Data shown:
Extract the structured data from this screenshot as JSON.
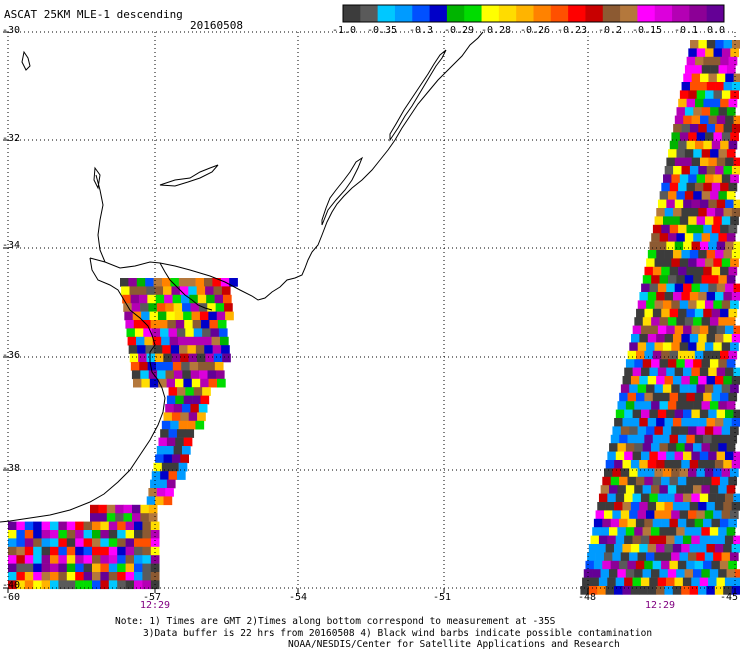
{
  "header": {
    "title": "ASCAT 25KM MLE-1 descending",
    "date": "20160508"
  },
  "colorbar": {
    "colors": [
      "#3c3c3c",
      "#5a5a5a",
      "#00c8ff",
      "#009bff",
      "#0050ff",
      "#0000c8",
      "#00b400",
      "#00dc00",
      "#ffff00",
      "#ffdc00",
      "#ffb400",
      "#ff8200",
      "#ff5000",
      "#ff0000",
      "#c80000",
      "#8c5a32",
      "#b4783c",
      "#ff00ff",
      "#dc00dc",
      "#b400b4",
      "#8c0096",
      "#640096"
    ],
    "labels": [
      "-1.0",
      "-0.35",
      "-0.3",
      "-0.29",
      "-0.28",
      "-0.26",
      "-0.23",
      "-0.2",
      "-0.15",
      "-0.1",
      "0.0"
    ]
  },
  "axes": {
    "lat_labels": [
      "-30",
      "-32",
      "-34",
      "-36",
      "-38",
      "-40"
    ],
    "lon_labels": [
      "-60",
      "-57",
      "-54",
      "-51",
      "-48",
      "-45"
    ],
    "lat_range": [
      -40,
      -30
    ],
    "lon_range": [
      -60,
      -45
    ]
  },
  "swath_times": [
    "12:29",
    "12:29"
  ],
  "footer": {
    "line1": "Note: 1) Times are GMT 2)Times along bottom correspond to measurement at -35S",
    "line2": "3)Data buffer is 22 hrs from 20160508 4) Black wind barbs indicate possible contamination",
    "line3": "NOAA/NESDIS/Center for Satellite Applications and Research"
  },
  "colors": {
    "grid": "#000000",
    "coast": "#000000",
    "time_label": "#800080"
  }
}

Goal:
Filter the records, keeping only lines that contain "from", and show those lines.

Output of the task:
Extract the structured data from this screenshot as JSON.
    "line2": "3)Data buffer is 22 hrs from 20160508 4) Black wind barbs indicate possible contamination",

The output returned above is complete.